### Extracted data
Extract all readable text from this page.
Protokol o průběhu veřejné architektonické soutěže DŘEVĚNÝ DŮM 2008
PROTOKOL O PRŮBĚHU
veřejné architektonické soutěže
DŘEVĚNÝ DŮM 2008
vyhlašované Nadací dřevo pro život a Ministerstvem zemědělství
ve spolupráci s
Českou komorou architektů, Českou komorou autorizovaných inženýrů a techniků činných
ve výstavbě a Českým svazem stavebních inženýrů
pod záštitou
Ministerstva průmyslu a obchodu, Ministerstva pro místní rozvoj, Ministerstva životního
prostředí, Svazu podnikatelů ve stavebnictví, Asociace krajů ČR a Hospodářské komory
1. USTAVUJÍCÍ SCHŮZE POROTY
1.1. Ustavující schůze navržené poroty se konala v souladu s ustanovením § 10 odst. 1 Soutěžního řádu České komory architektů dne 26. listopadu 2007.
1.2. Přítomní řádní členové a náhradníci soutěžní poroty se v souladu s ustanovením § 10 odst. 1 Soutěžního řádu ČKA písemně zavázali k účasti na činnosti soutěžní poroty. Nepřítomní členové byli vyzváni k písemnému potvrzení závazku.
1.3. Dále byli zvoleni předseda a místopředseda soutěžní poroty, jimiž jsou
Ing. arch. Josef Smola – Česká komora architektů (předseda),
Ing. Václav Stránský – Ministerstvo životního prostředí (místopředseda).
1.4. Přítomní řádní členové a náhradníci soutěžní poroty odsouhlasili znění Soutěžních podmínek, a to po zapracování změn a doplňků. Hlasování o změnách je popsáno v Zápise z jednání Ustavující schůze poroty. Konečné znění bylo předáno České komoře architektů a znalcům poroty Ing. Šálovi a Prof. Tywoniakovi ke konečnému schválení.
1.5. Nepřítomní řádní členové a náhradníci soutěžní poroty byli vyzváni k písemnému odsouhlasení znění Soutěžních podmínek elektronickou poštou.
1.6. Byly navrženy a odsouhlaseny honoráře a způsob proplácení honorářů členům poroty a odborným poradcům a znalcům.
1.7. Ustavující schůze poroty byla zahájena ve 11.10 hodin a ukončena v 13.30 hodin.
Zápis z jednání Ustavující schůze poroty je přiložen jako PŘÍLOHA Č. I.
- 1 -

### Task instructions
Repeat the listing above without any change.

### Response below
Extract all readable text from this page.
Protokol o průběhu veřejné architektonické soutěže DŘEVĚNÝ DŮM 2008
PROTOKOL O PRŮBĚHU
veřejné architektonické soutěže
DŘEVĚNÝ DŮM 2008
vyhlašované Nadací dřevo pro život a Ministerstvem zemědělství
ve spolupráci s
Českou komorou architektů, Českou komorou autorizovaných inženýrů a techniků činných
ve výstavbě a Českým svazem stavebních inženýrů
pod záštitou
Ministerstva průmyslu a obchodu, Ministerstva pro místní rozvoj, Ministerstva životního
prostředí, Svazu podnikatelů ve stavebnictví, Asociace krajů ČR a Hospodářské komory
1. USTAVUJÍCÍ SCHŮZE POROTY
1.1. Ustavující schůze navržené poroty se konala v souladu s ustanovením § 10 odst. 1 Soutěžního řádu České komory architektů dne 26. listopadu 2007.
1.2. Přítomní řádní členové a náhradníci soutěžní poroty se v souladu s ustanovením § 10 odst. 1 Soutěžního řádu ČKA písemně zavázali k účasti na činnosti soutěžní poroty. Nepřítomní členové byli vyzváni k písemnému potvrzení závazku.
1.3. Dále byli zvoleni předseda a místopředseda soutěžní poroty, jimiž jsou
Ing. arch. Josef Smola – Česká komora architektů (předseda),
Ing. Václav Stránský – Ministerstvo životního prostředí (místopředseda).
1.4. Přítomní řádní členové a náhradníci soutěžní poroty odsouhlasili znění Soutěžních podmínek, a to po zapracování změn a doplňků. Hlasování o změnách je popsáno v Zápise z jednání Ustavující schůze poroty. Konečné znění bylo předáno České komoře architektů a znalcům poroty Ing. Šálovi a Prof. Tywoniakovi ke konečnému schválení.
1.5. Nepřítomní řádní členové a náhradníci soutěžní poroty byli vyzváni k písemnému odsouhlasení znění Soutěžních podmínek elektronickou poštou.
1.6. Byly navrženy a odsouhlaseny honoráře a způsob proplácení honorářů členům poroty a odborným poradcům a znalcům.
1.7. Ustavující schůze poroty byla zahájena ve 11.10 hodin a ukončena v 13.30 hodin.
Zápis z jednání Ustavující schůze poroty je přiložen jako PŘÍLOHA Č. I.
- 1 -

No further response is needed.